**DATA SECTION**

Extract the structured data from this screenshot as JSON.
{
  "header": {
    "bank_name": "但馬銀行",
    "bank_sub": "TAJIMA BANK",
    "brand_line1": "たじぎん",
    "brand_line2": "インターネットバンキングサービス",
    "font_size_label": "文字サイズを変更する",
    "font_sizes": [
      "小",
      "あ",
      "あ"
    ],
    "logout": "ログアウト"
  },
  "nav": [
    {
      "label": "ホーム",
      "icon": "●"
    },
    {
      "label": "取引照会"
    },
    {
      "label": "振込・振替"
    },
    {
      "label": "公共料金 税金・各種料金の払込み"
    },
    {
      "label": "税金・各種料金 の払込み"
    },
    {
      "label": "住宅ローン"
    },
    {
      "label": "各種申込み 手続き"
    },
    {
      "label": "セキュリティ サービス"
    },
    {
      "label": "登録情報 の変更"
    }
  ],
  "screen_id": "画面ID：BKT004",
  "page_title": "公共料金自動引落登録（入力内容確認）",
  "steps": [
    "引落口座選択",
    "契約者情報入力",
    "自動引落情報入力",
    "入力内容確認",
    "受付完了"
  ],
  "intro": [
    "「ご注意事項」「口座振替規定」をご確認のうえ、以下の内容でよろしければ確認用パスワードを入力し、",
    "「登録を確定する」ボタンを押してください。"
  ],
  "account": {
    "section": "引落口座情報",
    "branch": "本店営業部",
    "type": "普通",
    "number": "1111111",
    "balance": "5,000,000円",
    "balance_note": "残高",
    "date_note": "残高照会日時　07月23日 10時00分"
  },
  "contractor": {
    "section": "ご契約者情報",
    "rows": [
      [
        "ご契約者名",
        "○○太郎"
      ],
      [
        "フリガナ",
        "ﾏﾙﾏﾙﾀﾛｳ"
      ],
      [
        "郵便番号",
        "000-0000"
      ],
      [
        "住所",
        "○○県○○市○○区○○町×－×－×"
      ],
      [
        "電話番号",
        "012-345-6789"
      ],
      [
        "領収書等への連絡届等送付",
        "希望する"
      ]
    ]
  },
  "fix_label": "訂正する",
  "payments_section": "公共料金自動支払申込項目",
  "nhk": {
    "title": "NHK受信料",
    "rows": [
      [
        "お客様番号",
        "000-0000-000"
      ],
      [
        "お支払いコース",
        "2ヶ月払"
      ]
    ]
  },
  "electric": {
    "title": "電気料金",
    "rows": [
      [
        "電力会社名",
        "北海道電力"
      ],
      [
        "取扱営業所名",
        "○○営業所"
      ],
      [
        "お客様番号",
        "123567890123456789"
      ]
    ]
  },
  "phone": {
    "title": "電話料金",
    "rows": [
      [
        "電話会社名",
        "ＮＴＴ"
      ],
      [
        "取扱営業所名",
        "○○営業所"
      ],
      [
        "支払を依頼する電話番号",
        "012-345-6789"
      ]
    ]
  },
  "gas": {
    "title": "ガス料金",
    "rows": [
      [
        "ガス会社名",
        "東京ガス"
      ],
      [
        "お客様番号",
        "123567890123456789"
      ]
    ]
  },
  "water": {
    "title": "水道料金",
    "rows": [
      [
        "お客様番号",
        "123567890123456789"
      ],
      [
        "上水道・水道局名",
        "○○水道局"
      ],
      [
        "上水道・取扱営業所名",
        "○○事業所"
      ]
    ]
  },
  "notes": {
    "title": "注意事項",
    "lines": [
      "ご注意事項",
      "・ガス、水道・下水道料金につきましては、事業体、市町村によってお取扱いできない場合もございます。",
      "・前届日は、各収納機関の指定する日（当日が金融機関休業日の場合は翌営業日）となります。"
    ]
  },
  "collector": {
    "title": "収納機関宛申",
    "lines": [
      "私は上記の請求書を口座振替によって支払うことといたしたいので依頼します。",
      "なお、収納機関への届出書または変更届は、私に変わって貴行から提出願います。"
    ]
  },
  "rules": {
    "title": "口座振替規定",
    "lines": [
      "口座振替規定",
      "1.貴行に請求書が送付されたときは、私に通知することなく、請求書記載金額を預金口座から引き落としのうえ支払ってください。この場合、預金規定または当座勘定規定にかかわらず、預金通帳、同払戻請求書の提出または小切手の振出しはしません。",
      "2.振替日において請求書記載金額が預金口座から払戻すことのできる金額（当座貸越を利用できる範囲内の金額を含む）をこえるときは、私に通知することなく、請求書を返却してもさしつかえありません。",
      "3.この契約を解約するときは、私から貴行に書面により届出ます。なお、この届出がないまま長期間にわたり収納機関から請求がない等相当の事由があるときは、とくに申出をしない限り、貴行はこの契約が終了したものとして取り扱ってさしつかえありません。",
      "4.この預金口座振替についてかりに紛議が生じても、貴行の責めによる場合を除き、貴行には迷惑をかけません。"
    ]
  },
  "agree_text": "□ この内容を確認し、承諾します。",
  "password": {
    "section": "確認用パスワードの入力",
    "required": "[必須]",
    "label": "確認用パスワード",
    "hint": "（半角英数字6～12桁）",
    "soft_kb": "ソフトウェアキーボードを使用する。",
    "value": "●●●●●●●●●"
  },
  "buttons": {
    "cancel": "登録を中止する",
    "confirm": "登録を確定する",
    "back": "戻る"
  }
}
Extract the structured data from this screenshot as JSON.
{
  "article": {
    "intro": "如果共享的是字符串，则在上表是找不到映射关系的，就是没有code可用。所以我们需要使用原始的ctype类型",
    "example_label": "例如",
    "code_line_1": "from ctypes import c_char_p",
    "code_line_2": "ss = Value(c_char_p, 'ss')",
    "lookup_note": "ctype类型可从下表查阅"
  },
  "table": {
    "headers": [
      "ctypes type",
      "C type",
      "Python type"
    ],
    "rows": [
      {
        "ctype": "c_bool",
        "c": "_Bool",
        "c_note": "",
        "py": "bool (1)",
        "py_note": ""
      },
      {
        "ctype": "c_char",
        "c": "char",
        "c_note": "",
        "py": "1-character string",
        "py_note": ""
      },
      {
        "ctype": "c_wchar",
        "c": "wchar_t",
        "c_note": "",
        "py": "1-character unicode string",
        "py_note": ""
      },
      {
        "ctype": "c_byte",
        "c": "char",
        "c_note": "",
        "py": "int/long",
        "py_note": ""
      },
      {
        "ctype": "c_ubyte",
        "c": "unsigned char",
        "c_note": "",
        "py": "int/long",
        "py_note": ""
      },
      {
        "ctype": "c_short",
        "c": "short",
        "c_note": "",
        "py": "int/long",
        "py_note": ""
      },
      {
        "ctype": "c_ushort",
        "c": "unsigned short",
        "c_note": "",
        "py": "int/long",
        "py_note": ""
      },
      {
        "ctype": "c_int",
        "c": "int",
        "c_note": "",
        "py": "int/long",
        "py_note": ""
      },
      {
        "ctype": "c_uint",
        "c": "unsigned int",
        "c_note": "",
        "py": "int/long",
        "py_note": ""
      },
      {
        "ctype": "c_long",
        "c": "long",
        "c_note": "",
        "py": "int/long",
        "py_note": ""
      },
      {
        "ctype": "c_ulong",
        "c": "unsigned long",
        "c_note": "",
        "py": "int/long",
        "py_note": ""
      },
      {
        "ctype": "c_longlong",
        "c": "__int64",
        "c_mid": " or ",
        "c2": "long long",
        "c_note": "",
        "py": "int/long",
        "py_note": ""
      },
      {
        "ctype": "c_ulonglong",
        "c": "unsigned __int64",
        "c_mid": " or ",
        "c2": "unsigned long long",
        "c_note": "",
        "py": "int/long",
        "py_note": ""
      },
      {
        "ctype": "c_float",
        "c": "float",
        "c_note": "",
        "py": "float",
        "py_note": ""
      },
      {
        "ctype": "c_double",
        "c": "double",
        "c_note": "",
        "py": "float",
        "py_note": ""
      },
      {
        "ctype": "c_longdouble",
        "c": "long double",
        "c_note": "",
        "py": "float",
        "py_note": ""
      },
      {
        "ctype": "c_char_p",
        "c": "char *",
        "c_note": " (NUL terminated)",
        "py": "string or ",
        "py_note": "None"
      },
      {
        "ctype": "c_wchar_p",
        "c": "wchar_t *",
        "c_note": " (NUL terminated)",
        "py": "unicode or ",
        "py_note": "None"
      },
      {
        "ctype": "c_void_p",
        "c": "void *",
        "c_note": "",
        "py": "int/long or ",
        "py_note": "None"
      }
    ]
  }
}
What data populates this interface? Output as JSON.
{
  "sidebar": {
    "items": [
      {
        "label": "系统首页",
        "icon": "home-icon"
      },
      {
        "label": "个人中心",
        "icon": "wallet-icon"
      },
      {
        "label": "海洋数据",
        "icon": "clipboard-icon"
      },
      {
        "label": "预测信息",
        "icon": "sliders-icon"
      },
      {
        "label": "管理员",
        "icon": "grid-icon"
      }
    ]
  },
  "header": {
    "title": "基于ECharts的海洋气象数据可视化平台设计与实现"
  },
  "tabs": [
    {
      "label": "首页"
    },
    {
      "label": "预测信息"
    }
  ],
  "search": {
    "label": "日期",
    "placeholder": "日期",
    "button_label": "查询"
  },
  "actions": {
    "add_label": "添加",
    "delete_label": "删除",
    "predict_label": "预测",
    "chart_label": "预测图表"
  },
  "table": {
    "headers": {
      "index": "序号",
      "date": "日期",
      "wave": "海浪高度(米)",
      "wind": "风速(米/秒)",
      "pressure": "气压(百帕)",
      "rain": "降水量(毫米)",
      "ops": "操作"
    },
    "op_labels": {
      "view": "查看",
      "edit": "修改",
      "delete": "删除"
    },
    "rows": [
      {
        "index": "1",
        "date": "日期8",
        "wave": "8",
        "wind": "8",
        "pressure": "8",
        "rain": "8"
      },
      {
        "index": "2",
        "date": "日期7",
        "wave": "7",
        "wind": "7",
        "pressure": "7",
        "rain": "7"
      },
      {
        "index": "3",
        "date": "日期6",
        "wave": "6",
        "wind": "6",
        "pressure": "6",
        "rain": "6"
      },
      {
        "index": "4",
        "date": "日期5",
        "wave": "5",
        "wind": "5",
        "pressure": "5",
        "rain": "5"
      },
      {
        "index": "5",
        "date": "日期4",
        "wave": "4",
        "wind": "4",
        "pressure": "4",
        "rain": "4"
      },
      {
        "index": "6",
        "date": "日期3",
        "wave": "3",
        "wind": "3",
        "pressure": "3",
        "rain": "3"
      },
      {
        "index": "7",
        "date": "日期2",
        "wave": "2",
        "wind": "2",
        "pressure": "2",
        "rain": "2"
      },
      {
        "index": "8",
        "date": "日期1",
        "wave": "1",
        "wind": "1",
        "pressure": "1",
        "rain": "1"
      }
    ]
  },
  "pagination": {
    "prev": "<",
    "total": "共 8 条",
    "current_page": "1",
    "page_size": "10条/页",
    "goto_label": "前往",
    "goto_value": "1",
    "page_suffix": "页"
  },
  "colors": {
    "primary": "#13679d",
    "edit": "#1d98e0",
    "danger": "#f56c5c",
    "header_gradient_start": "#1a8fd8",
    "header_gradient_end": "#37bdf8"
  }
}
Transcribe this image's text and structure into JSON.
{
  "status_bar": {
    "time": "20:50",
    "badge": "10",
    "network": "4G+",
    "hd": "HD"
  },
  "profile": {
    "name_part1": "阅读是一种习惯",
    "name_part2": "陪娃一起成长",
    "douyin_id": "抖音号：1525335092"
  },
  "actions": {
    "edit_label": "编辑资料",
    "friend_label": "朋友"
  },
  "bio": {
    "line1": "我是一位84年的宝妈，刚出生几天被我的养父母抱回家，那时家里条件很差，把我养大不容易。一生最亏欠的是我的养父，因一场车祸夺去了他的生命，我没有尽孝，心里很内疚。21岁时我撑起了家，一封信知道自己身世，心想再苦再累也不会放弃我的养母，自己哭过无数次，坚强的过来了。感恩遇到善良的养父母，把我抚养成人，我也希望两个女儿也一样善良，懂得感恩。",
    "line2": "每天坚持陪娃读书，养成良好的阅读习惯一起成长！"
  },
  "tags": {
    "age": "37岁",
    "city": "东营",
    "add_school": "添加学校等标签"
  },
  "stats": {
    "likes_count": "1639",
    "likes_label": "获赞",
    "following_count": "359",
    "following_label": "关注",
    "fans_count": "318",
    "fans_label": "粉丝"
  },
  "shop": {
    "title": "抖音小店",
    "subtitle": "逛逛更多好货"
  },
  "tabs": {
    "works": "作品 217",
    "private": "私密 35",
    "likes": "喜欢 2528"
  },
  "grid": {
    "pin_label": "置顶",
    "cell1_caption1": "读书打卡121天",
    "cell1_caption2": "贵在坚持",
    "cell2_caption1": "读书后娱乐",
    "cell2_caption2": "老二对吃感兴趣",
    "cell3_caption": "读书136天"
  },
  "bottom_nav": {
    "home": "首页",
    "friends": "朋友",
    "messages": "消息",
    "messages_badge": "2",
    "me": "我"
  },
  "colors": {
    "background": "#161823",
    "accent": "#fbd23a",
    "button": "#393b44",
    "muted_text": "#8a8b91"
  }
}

**WRITTEN PROBLEM**
Pull out every line holding "口座振替規定" from the records above, and copy it.

**WORKED SOLUTION**
    "「ご注意事項」「口座振替規定」をご確認のうえ、以下の内容でよろしければ確認用パスワードを入力し、",
    "title": "口座振替規定",
      "口座振替規定",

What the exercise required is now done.